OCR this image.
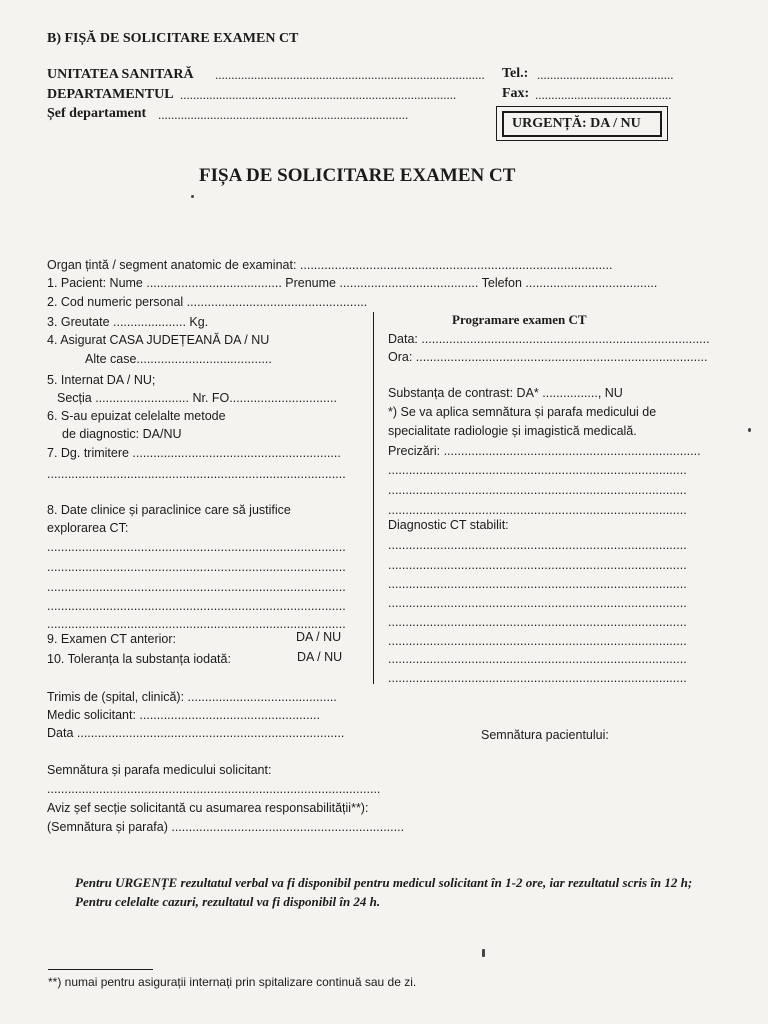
B) FIȘĂ DE SOLICITARE EXAMEN CT
UNITATEA SANITARĂ ................................................................................... Tel.: ..........................................
DEPARTAMENTUL .....................................................................................	Fax: ..........................................
Șef departament .............................................................................
URGENȚĂ: DA / NU
FIȘA DE SOLICITARE EXAMEN CT
Organ țintă / segment anatomic de examinat: ..........................................................................................
1. Pacient: Nume ....................................... Prenume ........................................ Telefon ......................................
2. Cod numeric personal ....................................................
3. Greutate ..................... Kg.
4. Asigurat CASA JUDEȚEANĂ DA / NU
Alte case.......................................
5. Internat DA / NU;
Secția ........................... Nr. FO...............................
6. S-au epuizat celelalte metode
de diagnostic: DA/NU
7. Dg. trimitere ............................................................
......................................................................................
8. Date clinice și paraclinice care să justifice
explorarea CT:
......................................................................................
......................................................................................
......................................................................................
......................................................................................
......................................................................................
9. Examen CT anterior:	DA / NU
10. Toleranța la substanța iodată:	DA / NU
Trimis de (spital, clinică): ...........................................
Medic solicitant: ....................................................
Data .............................................................................
Semnătura și parafa medicului solicitant:
................................................................................................
Aviz șef secție solicitantă cu asumarea responsabilității**):
(Semnătura și parafa) ...................................................................
Programare examen CT
Data: ...................................................................................
Ora: ....................................................................................
Substanța de contrast: DA* ................, NU
*) Se va aplica semnătura și parafa medicului de
specialitate radiologie și imagistică medicală.
Precizări: ..........................................................................
......................................................................................
......................................................................................
......................................................................................
Diagnostic CT stabilit:
......................................................................................
......................................................................................
......................................................................................
......................................................................................
......................................................................................
......................................................................................
......................................................................................
......................................................................................
Semnătura pacientului:
Pentru URGENȚE rezultatul verbal va fi disponibil pentru medicul solicitant în 1-2 ore, iar rezultatul scris în 12 h; Pentru celelalte cazuri, rezultatul va fi disponibil în 24 h.
**) numai pentru asigurații internați prin spitalizare continuă sau de zi.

■ TASK DETAILS: Filter out every line that lacks the word "parafa", and copy the rest.

■ RESPONSE:
Semnătura și parafa medicului solicitant:
(Semnătura și parafa) ...................................................................
*) Se va aplica semnătura și parafa medicului de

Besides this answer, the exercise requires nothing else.